Stored items
+-------+

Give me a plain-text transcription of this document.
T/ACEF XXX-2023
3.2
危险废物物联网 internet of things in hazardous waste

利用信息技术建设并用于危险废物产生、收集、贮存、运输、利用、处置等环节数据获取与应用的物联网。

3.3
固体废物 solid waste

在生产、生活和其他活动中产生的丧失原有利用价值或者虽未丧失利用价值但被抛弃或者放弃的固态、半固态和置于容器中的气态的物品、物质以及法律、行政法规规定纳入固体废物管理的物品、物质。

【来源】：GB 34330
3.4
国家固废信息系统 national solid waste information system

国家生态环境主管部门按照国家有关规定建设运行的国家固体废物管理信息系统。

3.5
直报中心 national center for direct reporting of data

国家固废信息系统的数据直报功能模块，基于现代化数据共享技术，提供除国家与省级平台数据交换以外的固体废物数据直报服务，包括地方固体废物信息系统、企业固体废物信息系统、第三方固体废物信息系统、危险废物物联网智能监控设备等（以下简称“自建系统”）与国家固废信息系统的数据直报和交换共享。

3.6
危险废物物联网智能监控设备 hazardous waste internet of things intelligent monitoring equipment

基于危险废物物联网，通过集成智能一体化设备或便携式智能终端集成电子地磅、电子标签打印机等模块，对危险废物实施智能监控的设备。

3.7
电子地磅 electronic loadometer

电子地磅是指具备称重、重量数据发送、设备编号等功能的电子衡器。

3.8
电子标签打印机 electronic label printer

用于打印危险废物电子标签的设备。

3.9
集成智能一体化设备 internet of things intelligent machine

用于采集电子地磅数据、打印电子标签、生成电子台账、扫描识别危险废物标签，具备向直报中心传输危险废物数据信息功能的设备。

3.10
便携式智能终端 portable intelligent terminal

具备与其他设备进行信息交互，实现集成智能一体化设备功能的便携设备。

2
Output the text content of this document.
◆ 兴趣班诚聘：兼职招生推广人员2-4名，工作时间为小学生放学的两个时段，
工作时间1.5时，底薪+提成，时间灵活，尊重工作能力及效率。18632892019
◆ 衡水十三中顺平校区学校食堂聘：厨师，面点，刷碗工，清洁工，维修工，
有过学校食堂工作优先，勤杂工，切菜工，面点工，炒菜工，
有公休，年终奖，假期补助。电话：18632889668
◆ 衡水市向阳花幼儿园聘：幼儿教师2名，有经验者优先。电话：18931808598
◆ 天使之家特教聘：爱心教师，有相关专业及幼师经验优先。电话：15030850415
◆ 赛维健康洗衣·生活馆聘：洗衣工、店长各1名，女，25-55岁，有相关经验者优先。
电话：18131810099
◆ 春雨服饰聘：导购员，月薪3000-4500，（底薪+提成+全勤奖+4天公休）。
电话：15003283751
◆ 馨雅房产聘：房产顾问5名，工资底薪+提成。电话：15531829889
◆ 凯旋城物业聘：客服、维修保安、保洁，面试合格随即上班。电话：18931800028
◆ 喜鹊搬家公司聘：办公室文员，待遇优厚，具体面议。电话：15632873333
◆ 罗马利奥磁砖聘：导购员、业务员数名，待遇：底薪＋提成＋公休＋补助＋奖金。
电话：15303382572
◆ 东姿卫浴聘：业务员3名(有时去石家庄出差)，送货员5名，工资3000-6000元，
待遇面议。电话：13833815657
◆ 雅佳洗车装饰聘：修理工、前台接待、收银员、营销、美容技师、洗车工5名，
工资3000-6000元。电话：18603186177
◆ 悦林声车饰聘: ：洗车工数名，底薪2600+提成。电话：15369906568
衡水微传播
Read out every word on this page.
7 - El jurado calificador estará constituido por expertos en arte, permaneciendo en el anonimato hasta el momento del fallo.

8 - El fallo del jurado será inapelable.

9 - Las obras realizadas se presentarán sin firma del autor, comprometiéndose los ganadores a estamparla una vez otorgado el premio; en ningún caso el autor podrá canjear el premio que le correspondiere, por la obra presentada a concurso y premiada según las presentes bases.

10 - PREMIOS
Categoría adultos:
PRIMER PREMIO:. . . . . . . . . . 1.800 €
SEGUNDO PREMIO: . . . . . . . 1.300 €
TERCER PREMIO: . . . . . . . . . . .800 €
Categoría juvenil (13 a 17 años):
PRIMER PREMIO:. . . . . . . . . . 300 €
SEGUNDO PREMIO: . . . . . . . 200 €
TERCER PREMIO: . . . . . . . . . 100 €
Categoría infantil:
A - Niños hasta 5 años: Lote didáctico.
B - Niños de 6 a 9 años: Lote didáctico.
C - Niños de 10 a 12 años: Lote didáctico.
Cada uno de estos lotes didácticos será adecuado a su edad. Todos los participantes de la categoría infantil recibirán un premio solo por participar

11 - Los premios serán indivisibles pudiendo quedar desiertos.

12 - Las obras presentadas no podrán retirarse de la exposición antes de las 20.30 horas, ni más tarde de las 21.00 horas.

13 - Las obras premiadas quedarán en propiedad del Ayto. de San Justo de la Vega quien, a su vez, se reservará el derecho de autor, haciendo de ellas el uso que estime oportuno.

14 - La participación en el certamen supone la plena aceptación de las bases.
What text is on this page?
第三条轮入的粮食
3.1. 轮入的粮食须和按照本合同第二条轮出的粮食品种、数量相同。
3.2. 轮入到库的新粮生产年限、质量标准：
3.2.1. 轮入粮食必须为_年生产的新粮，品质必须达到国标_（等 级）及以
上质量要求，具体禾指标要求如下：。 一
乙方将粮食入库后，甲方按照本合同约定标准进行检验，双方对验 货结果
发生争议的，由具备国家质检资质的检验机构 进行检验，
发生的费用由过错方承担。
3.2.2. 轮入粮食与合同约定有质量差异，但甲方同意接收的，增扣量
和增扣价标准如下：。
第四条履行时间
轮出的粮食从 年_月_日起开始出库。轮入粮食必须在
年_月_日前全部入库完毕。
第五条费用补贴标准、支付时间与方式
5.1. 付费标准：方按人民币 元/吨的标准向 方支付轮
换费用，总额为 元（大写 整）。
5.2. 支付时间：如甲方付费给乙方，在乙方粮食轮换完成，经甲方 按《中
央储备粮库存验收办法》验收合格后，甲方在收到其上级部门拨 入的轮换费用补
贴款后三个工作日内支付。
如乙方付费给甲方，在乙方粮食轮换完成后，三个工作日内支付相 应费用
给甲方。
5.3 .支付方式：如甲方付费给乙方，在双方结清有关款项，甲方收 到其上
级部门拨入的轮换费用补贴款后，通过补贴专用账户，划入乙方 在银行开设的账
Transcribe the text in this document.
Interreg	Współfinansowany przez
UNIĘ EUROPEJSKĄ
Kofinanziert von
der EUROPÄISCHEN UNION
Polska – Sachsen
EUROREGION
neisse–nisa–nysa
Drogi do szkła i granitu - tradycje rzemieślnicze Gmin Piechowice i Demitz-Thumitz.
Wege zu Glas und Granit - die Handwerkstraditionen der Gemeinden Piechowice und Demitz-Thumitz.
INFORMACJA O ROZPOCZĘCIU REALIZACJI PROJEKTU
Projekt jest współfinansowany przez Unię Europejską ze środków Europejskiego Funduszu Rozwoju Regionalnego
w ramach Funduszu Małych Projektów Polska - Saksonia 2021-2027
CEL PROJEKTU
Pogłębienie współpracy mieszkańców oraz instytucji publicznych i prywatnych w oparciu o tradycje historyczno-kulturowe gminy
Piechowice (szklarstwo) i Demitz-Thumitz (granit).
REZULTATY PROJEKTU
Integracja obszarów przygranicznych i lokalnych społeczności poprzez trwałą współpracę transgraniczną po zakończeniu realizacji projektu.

+-------+

SHORT EXERCISE
Write out the data again, exactly and in full.

RESULT FOR THIS TASK
Give me a plain-text transcription of this document.
T/ACEF XXX-2023
3.2
危险废物物联网 internet of things in hazardous waste

利用信息技术建设并用于危险废物产生、收集、贮存、运输、利用、处置等环节数据获取与应用的物联网。

3.3
固体废物 solid waste

在生产、生活和其他活动中产生的丧失原有利用价值或者虽未丧失利用价值但被抛弃或者放弃的固态、半固态和置于容器中的气态的物品、物质以及法律、行政法规规定纳入固体废物管理的物品、物质。

【来源】：GB 34330
3.4
国家固废信息系统 national solid waste information system

国家生态环境主管部门按照国家有关规定建设运行的国家固体废物管理信息系统。

3.5
直报中心 national center for direct reporting of data

国家固废信息系统的数据直报功能模块，基于现代化数据共享技术，提供除国家与省级平台数据交换以外的固体废物数据直报服务，包括地方固体废物信息系统、企业固体废物信息系统、第三方固体废物信息系统、危险废物物联网智能监控设备等（以下简称“自建系统”）与国家固废信息系统的数据直报和交换共享。

3.6
危险废物物联网智能监控设备 hazardous waste internet of things intelligent monitoring equipment

基于危险废物物联网，通过集成智能一体化设备或便携式智能终端集成电子地磅、电子标签打印机等模块，对危险废物实施智能监控的设备。

3.7
电子地磅 electronic loadometer

电子地磅是指具备称重、重量数据发送、设备编号等功能的电子衡器。

3.8
电子标签打印机 electronic label printer

用于打印危险废物电子标签的设备。

3.9
集成智能一体化设备 internet of things intelligent machine

用于采集电子地磅数据、打印电子标签、生成电子台账、扫描识别危险废物标签，具备向直报中心传输危险废物数据信息功能的设备。

3.10
便携式智能终端 portable intelligent terminal

具备与其他设备进行信息交互，实现集成智能一体化设备功能的便携设备。

2
Output the text content of this document.
◆ 兴趣班诚聘：兼职招生推广人员2-4名，工作时间为小学生放学的两个时段，
工作时间1.5时，底薪+提成，时间灵活，尊重工作能力及效率。18632892019
◆ 衡水十三中顺平校区学校食堂聘：厨师，面点，刷碗工，清洁工，维修工，
有过学校食堂工作优先，勤杂工，切菜工，面点工，炒菜工，
有公休，年终奖，假期补助。电话：18632889668
◆ 衡水市向阳花幼儿园聘：幼儿教师2名，有经验者优先。电话：18931808598
◆ 天使之家特教聘：爱心教师，有相关专业及幼师经验优先。电话：15030850415
◆ 赛维健康洗衣·生活馆聘：洗衣工、店长各1名，女，25-55岁，有相关经验者优先。
电话：18131810099
◆ 春雨服饰聘：导购员，月薪3000-4500，（底薪+提成+全勤奖+4天公休）。
电话：15003283751
◆ 馨雅房产聘：房产顾问5名，工资底薪+提成。电话：15531829889
◆ 凯旋城物业聘：客服、维修保安、保洁，面试合格随即上班。电话：18931800028
◆ 喜鹊搬家公司聘：办公室文员，待遇优厚，具体面议。电话：15632873333
◆ 罗马利奥磁砖聘：导购员、业务员数名，待遇：底薪＋提成＋公休＋补助＋奖金。
电话：15303382572
◆ 东姿卫浴聘：业务员3名(有时去石家庄出差)，送货员5名，工资3000-6000元，
待遇面议。电话：13833815657
◆ 雅佳洗车装饰聘：修理工、前台接待、收银员、营销、美容技师、洗车工5名，
工资3000-6000元。电话：18603186177
◆ 悦林声车饰聘: ：洗车工数名，底薪2600+提成。电话：15369906568
衡水微传播
Read out every word on this page.
7 - El jurado calificador estará constituido por expertos en arte, permaneciendo en el anonimato hasta el momento del fallo.

8 - El fallo del jurado será inapelable.

9 - Las obras realizadas se presentarán sin firma del autor, comprometiéndose los ganadores a estamparla una vez otorgado el premio; en ningún caso el autor podrá canjear el premio que le correspondiere, por la obra presentada a concurso y premiada según las presentes bases.

10 - PREMIOS
Categoría adultos:
PRIMER PREMIO:. . . . . . . . . . 1.800 €
SEGUNDO PREMIO: . . . . . . . 1.300 €
TERCER PREMIO: . . . . . . . . . . .800 €
Categoría juvenil (13 a 17 años):
PRIMER PREMIO:. . . . . . . . . . 300 €
SEGUNDO PREMIO: . . . . . . . 200 €
TERCER PREMIO: . . . . . . . . . 100 €
Categoría infantil:
A - Niños hasta 5 años: Lote didáctico.
B - Niños de 6 a 9 años: Lote didáctico.
C - Niños de 10 a 12 años: Lote didáctico.
Cada uno de estos lotes didácticos será adecuado a su edad. Todos los participantes de la categoría infantil recibirán un premio solo por participar

11 - Los premios serán indivisibles pudiendo quedar desiertos.

12 - Las obras presentadas no podrán retirarse de la exposición antes de las 20.30 horas, ni más tarde de las 21.00 horas.

13 - Las obras premiadas quedarán en propiedad del Ayto. de San Justo de la Vega quien, a su vez, se reservará el derecho de autor, haciendo de ellas el uso que estime oportuno.

14 - La participación en el certamen supone la plena aceptación de las bases.
What text is on this page?
第三条轮入的粮食
3.1. 轮入的粮食须和按照本合同第二条轮出的粮食品种、数量相同。
3.2. 轮入到库的新粮生产年限、质量标准：
3.2.1. 轮入粮食必须为_年生产的新粮，品质必须达到国标_（等 级）及以
上质量要求，具体禾指标要求如下：。 一
乙方将粮食入库后，甲方按照本合同约定标准进行检验，双方对验 货结果
发生争议的，由具备国家质检资质的检验机构 进行检验，
发生的费用由过错方承担。
3.2.2. 轮入粮食与合同约定有质量差异，但甲方同意接收的，增扣量
和增扣价标准如下：。
第四条履行时间
轮出的粮食从 年_月_日起开始出库。轮入粮食必须在
年_月_日前全部入库完毕。
第五条费用补贴标准、支付时间与方式
5.1. 付费标准：方按人民币 元/吨的标准向 方支付轮
换费用，总额为 元（大写 整）。
5.2. 支付时间：如甲方付费给乙方，在乙方粮食轮换完成，经甲方 按《中
央储备粮库存验收办法》验收合格后，甲方在收到其上级部门拨 入的轮换费用补
贴款后三个工作日内支付。
如乙方付费给甲方，在乙方粮食轮换完成后，三个工作日内支付相 应费用
给甲方。
5.3 .支付方式：如甲方付费给乙方，在双方结清有关款项，甲方收 到其上
级部门拨入的轮换费用补贴款后，通过补贴专用账户，划入乙方 在银行开设的账
Transcribe the text in this document.
Interreg	Współfinansowany przez
UNIĘ EUROPEJSKĄ
Kofinanziert von
der EUROPÄISCHEN UNION
Polska – Sachsen
EUROREGION
neisse–nisa–nysa
Drogi do szkła i granitu - tradycje rzemieślnicze Gmin Piechowice i Demitz-Thumitz.
Wege zu Glas und Granit - die Handwerkstraditionen der Gemeinden Piechowice und Demitz-Thumitz.
INFORMACJA O ROZPOCZĘCIU REALIZACJI PROJEKTU
Projekt jest współfinansowany przez Unię Europejską ze środków Europejskiego Funduszu Rozwoju Regionalnego
w ramach Funduszu Małych Projektów Polska - Saksonia 2021-2027
CEL PROJEKTU
Pogłębienie współpracy mieszkańców oraz instytucji publicznych i prywatnych w oparciu o tradycje historyczno-kulturowe gminy
Piechowice (szklarstwo) i Demitz-Thumitz (granit).
REZULTATY PROJEKTU
Integracja obszarów przygranicznych i lokalnych społeczności poprzez trwałą współpracę transgraniczną po zakończeniu realizacji projektu.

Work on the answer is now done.